Do this:
Copy out each line exactly as it appears.
START Record extracts
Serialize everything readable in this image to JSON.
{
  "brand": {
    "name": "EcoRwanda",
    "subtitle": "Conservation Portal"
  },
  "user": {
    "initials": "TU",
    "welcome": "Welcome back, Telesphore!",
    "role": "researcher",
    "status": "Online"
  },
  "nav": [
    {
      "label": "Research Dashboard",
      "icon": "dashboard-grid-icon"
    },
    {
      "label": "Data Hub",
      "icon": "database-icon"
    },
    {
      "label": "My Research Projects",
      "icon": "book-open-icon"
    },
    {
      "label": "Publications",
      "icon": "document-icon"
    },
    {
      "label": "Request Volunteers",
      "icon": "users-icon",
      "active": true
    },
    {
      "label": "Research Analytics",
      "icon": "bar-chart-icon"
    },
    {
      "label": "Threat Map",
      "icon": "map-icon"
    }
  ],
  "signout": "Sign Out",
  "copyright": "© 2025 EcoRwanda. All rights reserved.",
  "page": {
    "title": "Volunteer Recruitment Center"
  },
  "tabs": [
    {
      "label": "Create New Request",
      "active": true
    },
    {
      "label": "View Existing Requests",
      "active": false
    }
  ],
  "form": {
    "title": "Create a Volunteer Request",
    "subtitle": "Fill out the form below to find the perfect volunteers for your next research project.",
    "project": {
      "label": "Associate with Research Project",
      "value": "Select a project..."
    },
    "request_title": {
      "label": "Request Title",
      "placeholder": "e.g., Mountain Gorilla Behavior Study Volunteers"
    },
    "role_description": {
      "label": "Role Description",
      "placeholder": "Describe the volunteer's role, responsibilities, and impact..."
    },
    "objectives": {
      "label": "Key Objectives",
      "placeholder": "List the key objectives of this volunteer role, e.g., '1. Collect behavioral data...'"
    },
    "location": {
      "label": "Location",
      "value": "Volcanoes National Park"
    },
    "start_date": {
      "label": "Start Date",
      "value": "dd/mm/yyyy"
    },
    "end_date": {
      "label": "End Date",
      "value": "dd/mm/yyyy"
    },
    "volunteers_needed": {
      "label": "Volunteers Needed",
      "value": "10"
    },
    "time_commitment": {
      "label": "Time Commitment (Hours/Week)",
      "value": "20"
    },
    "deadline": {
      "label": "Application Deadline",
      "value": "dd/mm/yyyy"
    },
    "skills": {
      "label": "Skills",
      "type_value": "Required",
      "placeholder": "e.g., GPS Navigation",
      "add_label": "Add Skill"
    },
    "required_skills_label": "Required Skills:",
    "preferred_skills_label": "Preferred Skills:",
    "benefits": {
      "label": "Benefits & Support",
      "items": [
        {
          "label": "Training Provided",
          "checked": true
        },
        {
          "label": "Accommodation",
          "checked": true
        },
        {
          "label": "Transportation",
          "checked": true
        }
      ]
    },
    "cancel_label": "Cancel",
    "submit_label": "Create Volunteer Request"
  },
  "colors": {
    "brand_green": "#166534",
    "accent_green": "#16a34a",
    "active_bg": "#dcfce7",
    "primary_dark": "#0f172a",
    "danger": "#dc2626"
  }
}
END Record extracts
Solution to this exercise:
Serialize everything readable in this image to JSON.
{
  "brand": {
    "name": "EcoRwanda",
    "subtitle": "Conservation Portal"
  },
  "user": {
    "initials": "TU",
    "welcome": "Welcome back, Telesphore!",
    "role": "researcher",
    "status": "Online"
  },
  "nav": [
    {
      "label": "Research Dashboard",
      "icon": "dashboard-grid-icon"
    },
    {
      "label": "Data Hub",
      "icon": "database-icon"
    },
    {
      "label": "My Research Projects",
      "icon": "book-open-icon"
    },
    {
      "label": "Publications",
      "icon": "document-icon"
    },
    {
      "label": "Request Volunteers",
      "icon": "users-icon",
      "active": true
    },
    {
      "label": "Research Analytics",
      "icon": "bar-chart-icon"
    },
    {
      "label": "Threat Map",
      "icon": "map-icon"
    }
  ],
  "signout": "Sign Out",
  "copyright": "© 2025 EcoRwanda. All rights reserved.",
  "page": {
    "title": "Volunteer Recruitment Center"
  },
  "tabs": [
    {
      "label": "Create New Request",
      "active": true
    },
    {
      "label": "View Existing Requests",
      "active": false
    }
  ],
  "form": {
    "title": "Create a Volunteer Request",
    "subtitle": "Fill out the form below to find the perfect volunteers for your next research project.",
    "project": {
      "label": "Associate with Research Project",
      "value": "Select a project..."
    },
    "request_title": {
      "label": "Request Title",
      "placeholder": "e.g., Mountain Gorilla Behavior Study Volunteers"
    },
    "role_description": {
      "label": "Role Description",
      "placeholder": "Describe the volunteer's role, responsibilities, and impact..."
    },
    "objectives": {
      "label": "Key Objectives",
      "placeholder": "List the key objectives of this volunteer role, e.g., '1. Collect behavioral data...'"
    },
    "location": {
      "label": "Location",
      "value": "Volcanoes National Park"
    },
    "start_date": {
      "label": "Start Date",
      "value": "dd/mm/yyyy"
    },
    "end_date": {
      "label": "End Date",
      "value": "dd/mm/yyyy"
    },
    "volunteers_needed": {
      "label": "Volunteers Needed",
      "value": "10"
    },
    "time_commitment": {
      "label": "Time Commitment (Hours/Week)",
      "value": "20"
    },
    "deadline": {
      "label": "Application Deadline",
      "value": "dd/mm/yyyy"
    },
    "skills": {
      "label": "Skills",
      "type_value": "Required",
      "placeholder": "e.g., GPS Navigation",
      "add_label": "Add Skill"
    },
    "required_skills_label": "Required Skills:",
    "preferred_skills_label": "Preferred Skills:",
    "benefits": {
      "label": "Benefits & Support",
      "items": [
        {
          "label": "Training Provided",
          "checked": true
        },
        {
          "label": "Accommodation",
          "checked": true
        },
        {
          "label": "Transportation",
          "checked": true
        }
      ]
    },
    "cancel_label": "Cancel",
    "submit_label": "Create Volunteer Request"
  },
  "colors": {
    "brand_green": "#166534",
    "accent_green": "#16a34a",
    "active_bg": "#dcfce7",
    "primary_dark": "#0f172a",
    "danger": "#dc2626"
  }
}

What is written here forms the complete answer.